▶ _Set task_:
Find every line in the records below that holds the word "tools", and copy it out.

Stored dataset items

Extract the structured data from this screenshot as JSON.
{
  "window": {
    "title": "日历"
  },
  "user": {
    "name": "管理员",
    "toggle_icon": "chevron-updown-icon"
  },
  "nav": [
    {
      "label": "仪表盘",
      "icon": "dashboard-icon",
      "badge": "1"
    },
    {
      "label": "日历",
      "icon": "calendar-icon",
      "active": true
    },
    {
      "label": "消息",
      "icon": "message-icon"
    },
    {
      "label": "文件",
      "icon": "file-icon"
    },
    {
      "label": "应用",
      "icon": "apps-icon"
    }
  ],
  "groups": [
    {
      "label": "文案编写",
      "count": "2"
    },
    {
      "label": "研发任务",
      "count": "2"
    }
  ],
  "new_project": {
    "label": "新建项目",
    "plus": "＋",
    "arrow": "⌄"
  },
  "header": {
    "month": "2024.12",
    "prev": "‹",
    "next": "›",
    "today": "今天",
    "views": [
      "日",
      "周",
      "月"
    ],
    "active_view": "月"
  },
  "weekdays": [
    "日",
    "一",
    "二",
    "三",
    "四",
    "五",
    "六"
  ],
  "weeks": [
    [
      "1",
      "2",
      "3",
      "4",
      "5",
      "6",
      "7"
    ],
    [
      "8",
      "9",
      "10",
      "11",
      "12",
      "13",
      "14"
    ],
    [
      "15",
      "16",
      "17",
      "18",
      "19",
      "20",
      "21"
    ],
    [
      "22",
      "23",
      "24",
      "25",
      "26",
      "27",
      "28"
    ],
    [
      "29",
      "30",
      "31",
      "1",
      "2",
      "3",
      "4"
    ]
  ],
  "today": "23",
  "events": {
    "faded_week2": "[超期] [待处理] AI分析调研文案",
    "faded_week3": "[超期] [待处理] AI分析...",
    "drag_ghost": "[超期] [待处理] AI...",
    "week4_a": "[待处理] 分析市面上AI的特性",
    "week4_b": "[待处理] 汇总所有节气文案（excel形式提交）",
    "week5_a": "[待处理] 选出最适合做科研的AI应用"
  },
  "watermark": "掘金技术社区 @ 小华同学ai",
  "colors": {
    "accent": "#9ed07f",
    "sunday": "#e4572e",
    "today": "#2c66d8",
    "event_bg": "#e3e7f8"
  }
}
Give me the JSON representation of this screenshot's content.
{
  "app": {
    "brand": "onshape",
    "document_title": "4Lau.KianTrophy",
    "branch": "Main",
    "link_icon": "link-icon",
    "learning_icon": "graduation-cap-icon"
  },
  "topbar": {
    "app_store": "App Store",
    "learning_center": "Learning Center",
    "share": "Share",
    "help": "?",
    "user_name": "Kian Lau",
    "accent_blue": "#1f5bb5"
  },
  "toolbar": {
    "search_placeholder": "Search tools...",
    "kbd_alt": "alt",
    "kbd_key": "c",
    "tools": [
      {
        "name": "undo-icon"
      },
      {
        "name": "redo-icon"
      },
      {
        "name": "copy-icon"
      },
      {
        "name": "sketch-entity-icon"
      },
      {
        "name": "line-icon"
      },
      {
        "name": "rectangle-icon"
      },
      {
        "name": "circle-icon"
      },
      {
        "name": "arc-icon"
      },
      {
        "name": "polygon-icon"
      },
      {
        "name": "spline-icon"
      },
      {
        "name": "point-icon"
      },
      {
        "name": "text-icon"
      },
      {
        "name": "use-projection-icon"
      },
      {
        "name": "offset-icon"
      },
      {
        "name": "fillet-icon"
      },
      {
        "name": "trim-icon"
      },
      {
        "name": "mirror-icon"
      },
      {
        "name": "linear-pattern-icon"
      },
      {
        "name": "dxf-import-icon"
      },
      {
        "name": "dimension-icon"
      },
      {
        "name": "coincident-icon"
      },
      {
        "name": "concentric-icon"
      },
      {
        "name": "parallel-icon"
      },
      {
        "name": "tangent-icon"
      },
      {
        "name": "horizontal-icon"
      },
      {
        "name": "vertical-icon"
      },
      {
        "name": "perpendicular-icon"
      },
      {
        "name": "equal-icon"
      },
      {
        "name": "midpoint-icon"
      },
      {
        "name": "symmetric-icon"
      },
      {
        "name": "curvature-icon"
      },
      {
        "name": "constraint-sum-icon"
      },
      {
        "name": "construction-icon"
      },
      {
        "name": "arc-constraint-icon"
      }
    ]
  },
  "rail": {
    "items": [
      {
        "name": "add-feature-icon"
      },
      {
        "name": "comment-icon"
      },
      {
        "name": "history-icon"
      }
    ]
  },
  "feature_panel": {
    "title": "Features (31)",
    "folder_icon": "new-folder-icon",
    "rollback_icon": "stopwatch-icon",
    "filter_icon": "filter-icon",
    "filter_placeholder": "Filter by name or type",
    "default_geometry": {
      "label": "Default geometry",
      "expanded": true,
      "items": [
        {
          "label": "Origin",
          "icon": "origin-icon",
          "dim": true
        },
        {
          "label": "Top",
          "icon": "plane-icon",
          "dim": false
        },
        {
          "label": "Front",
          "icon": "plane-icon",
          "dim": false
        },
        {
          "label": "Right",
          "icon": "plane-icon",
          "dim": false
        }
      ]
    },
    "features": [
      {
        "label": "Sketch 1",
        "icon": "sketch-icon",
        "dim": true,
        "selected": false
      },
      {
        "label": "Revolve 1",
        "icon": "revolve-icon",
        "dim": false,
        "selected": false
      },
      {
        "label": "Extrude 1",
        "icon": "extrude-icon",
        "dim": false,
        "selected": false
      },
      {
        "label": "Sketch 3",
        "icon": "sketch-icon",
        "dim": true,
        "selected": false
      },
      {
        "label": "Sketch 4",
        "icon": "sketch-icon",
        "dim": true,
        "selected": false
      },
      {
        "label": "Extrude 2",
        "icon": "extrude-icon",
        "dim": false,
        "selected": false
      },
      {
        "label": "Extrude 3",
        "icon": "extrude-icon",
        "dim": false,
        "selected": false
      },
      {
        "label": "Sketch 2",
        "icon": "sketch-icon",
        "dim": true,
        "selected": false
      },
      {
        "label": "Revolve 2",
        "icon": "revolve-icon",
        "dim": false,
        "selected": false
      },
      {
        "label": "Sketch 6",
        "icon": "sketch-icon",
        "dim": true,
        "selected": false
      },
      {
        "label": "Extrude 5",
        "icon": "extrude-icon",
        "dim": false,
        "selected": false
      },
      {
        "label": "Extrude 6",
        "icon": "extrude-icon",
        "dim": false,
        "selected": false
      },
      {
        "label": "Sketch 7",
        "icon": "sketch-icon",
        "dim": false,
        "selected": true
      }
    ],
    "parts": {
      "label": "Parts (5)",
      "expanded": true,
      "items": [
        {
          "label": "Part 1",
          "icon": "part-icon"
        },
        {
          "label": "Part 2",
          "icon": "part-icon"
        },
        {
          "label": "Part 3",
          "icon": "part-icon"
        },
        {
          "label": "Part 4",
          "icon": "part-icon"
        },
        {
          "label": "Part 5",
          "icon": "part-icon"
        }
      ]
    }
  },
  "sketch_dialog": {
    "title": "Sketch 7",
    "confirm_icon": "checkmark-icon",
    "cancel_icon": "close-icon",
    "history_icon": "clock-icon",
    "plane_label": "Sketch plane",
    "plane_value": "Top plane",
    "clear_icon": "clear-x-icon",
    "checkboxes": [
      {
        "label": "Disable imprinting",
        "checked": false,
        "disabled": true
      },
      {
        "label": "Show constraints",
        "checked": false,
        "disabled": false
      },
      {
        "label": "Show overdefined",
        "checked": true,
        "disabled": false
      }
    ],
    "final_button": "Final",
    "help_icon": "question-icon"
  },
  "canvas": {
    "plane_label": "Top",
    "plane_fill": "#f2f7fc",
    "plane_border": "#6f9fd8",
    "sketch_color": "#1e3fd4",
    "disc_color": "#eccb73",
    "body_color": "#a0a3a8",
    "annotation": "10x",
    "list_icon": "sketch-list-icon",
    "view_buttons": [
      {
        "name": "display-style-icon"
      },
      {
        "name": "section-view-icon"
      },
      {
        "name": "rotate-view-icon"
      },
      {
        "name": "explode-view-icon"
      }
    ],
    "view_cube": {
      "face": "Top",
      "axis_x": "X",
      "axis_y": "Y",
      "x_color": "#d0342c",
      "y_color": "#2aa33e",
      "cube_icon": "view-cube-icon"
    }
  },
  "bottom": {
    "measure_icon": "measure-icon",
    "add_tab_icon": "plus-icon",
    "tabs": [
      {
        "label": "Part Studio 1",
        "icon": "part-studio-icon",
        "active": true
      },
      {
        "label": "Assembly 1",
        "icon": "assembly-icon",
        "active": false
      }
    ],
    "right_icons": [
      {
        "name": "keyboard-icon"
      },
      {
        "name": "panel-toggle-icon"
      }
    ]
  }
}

▶ _Task result_:
    "search_placeholder": "Search tools...",
    "tools": [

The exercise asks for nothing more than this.